Every entry below should be repeated exactly; the pictures should not.

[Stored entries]
■ ■ ■
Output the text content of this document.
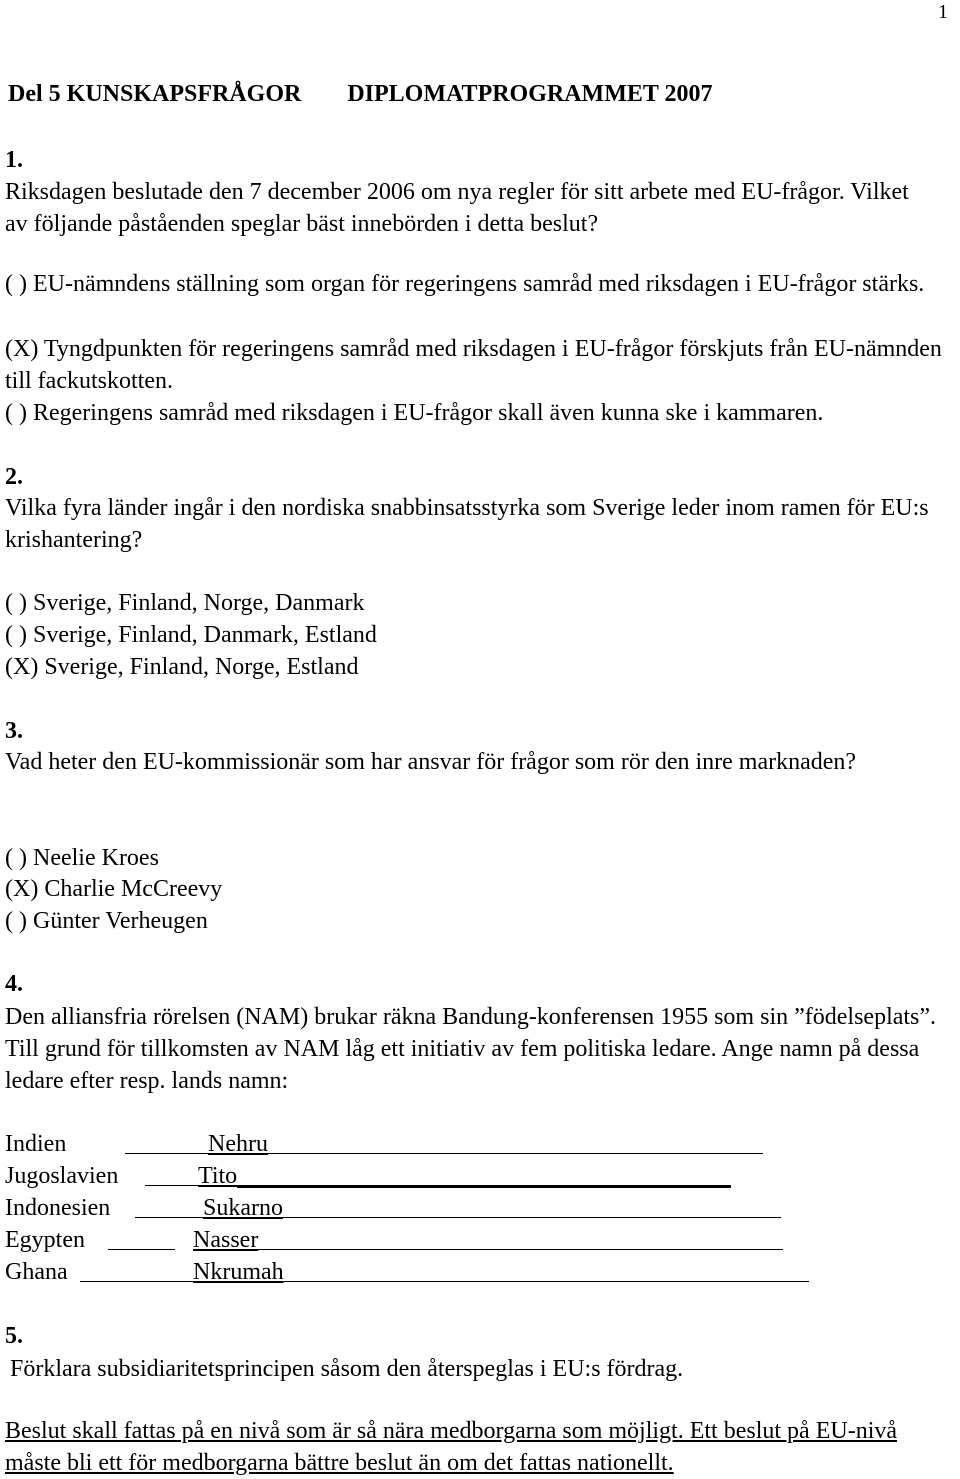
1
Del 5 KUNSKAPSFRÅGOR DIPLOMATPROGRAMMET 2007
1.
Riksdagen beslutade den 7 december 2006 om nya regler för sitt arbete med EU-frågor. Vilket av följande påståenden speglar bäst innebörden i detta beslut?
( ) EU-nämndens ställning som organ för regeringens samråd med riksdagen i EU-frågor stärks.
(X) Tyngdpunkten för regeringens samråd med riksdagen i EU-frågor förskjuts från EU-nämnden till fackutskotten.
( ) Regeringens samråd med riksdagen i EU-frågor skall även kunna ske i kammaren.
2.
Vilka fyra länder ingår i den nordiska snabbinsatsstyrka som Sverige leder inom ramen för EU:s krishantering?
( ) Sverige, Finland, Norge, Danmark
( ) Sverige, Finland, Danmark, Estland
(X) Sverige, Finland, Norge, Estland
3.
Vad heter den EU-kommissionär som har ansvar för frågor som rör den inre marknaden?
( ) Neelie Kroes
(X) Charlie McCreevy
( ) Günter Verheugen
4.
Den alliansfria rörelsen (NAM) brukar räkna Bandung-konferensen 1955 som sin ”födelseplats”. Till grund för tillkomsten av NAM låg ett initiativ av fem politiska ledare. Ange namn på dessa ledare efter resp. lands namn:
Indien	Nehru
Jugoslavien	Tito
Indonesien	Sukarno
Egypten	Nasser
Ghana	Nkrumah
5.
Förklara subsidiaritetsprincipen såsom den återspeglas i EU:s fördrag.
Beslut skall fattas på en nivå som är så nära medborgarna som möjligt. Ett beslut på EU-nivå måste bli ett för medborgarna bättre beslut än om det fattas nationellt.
■ ■ ■
• _Solution below_
Output the text content of this document.
1
Del 5 KUNSKAPSFRÅGOR DIPLOMATPROGRAMMET 2007
1.
Riksdagen beslutade den 7 december 2006 om nya regler för sitt arbete med EU-frågor. Vilket av följande påståenden speglar bäst innebörden i detta beslut?
( ) EU-nämndens ställning som organ för regeringens samråd med riksdagen i EU-frågor stärks.
(X) Tyngdpunkten för regeringens samråd med riksdagen i EU-frågor förskjuts från EU-nämnden till fackutskotten.
( ) Regeringens samråd med riksdagen i EU-frågor skall även kunna ske i kammaren.
2.
Vilka fyra länder ingår i den nordiska snabbinsatsstyrka som Sverige leder inom ramen för EU:s krishantering?
( ) Sverige, Finland, Norge, Danmark
( ) Sverige, Finland, Danmark, Estland
(X) Sverige, Finland, Norge, Estland
3.
Vad heter den EU-kommissionär som har ansvar för frågor som rör den inre marknaden?
( ) Neelie Kroes
(X) Charlie McCreevy
( ) Günter Verheugen
4.
Den alliansfria rörelsen (NAM) brukar räkna Bandung-konferensen 1955 som sin ”födelseplats”. Till grund för tillkomsten av NAM låg ett initiativ av fem politiska ledare. Ange namn på dessa ledare efter resp. lands namn:
Indien	Nehru
Jugoslavien	Tito
Indonesien	Sukarno
Egypten	Nasser
Ghana	Nkrumah
5.
Förklara subsidiaritetsprincipen såsom den återspeglas i EU:s fördrag.
Beslut skall fattas på en nivå som är så nära medborgarna som möjligt. Ett beslut på EU-nivå måste bli ett för medborgarna bättre beslut än om det fattas nationellt.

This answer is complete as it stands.